▶ What the exercise asks: The records below should be written out again, exactly.

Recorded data
__________

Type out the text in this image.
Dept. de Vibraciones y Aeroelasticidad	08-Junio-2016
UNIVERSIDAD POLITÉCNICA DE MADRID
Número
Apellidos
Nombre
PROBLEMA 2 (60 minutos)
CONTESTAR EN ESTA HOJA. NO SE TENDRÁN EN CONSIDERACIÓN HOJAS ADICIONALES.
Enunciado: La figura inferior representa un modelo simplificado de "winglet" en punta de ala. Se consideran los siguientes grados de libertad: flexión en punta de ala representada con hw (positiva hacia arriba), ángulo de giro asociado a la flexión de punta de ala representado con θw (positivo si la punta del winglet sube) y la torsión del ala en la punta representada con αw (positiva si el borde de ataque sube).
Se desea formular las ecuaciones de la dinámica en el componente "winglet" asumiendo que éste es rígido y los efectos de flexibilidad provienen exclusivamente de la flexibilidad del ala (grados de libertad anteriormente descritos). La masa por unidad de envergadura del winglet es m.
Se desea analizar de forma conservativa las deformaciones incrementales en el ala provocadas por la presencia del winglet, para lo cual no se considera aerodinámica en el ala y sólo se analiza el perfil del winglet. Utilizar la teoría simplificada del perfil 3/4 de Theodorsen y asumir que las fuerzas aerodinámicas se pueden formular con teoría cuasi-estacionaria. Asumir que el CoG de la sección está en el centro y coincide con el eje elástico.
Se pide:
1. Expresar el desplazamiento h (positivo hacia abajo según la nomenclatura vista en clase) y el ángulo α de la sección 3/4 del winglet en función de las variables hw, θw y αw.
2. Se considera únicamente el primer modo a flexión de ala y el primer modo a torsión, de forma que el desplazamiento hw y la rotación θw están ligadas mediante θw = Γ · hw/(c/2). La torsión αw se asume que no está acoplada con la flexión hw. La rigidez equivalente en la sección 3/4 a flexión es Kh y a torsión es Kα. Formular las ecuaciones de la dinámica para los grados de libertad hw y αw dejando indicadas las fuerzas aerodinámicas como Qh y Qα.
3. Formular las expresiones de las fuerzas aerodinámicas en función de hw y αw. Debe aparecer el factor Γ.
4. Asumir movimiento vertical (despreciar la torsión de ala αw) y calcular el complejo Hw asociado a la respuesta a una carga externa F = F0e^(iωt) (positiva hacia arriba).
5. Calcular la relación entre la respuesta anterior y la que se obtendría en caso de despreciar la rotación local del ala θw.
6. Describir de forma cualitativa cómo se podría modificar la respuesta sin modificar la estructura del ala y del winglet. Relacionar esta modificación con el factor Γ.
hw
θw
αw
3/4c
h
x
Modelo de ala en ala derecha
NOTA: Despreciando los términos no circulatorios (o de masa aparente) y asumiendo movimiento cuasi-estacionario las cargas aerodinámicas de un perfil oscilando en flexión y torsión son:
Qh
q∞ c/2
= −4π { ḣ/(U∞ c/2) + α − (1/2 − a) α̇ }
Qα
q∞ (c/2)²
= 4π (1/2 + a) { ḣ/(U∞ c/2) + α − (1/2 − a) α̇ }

__________

▶ Exercise response:
Type out the text in this image.
Dept. de Vibraciones y Aeroelasticidad	08-Junio-2016
UNIVERSIDAD POLITÉCNICA DE MADRID
Número
Apellidos
Nombre
PROBLEMA 2 (60 minutos)
CONTESTAR EN ESTA HOJA. NO SE TENDRÁN EN CONSIDERACIÓN HOJAS ADICIONALES.
Enunciado: La figura inferior representa un modelo simplificado de "winglet" en punta de ala. Se consideran los siguientes grados de libertad: flexión en punta de ala representada con hw (positiva hacia arriba), ángulo de giro asociado a la flexión de punta de ala representado con θw (positivo si la punta del winglet sube) y la torsión del ala en la punta representada con αw (positiva si el borde de ataque sube).
Se desea formular las ecuaciones de la dinámica en el componente "winglet" asumiendo que éste es rígido y los efectos de flexibilidad provienen exclusivamente de la flexibilidad del ala (grados de libertad anteriormente descritos). La masa por unidad de envergadura del winglet es m.
Se desea analizar de forma conservativa las deformaciones incrementales en el ala provocadas por la presencia del winglet, para lo cual no se considera aerodinámica en el ala y sólo se analiza el perfil del winglet. Utilizar la teoría simplificada del perfil 3/4 de Theodorsen y asumir que las fuerzas aerodinámicas se pueden formular con teoría cuasi-estacionaria. Asumir que el CoG de la sección está en el centro y coincide con el eje elástico.
Se pide:
1. Expresar el desplazamiento h (positivo hacia abajo según la nomenclatura vista en clase) y el ángulo α de la sección 3/4 del winglet en función de las variables hw, θw y αw.
2. Se considera únicamente el primer modo a flexión de ala y el primer modo a torsión, de forma que el desplazamiento hw y la rotación θw están ligadas mediante θw = Γ · hw/(c/2). La torsión αw se asume que no está acoplada con la flexión hw. La rigidez equivalente en la sección 3/4 a flexión es Kh y a torsión es Kα. Formular las ecuaciones de la dinámica para los grados de libertad hw y αw dejando indicadas las fuerzas aerodinámicas como Qh y Qα.
3. Formular las expresiones de las fuerzas aerodinámicas en función de hw y αw. Debe aparecer el factor Γ.
4. Asumir movimiento vertical (despreciar la torsión de ala αw) y calcular el complejo Hw asociado a la respuesta a una carga externa F = F0e^(iωt) (positiva hacia arriba).
5. Calcular la relación entre la respuesta anterior y la que se obtendría en caso de despreciar la rotación local del ala θw.
6. Describir de forma cualitativa cómo se podría modificar la respuesta sin modificar la estructura del ala y del winglet. Relacionar esta modificación con el factor Γ.
hw
θw
αw
3/4c
h
x
Modelo de ala en ala derecha
NOTA: Despreciando los términos no circulatorios (o de masa aparente) y asumiendo movimiento cuasi-estacionario las cargas aerodinámicas de un perfil oscilando en flexión y torsión son:
Qh
q∞ c/2
= −4π { ḣ/(U∞ c/2) + α − (1/2 − a) α̇ }
Qα
q∞ (c/2)²
= 4π (1/2 + a) { ḣ/(U∞ c/2) + α − (1/2 − a) α̇ }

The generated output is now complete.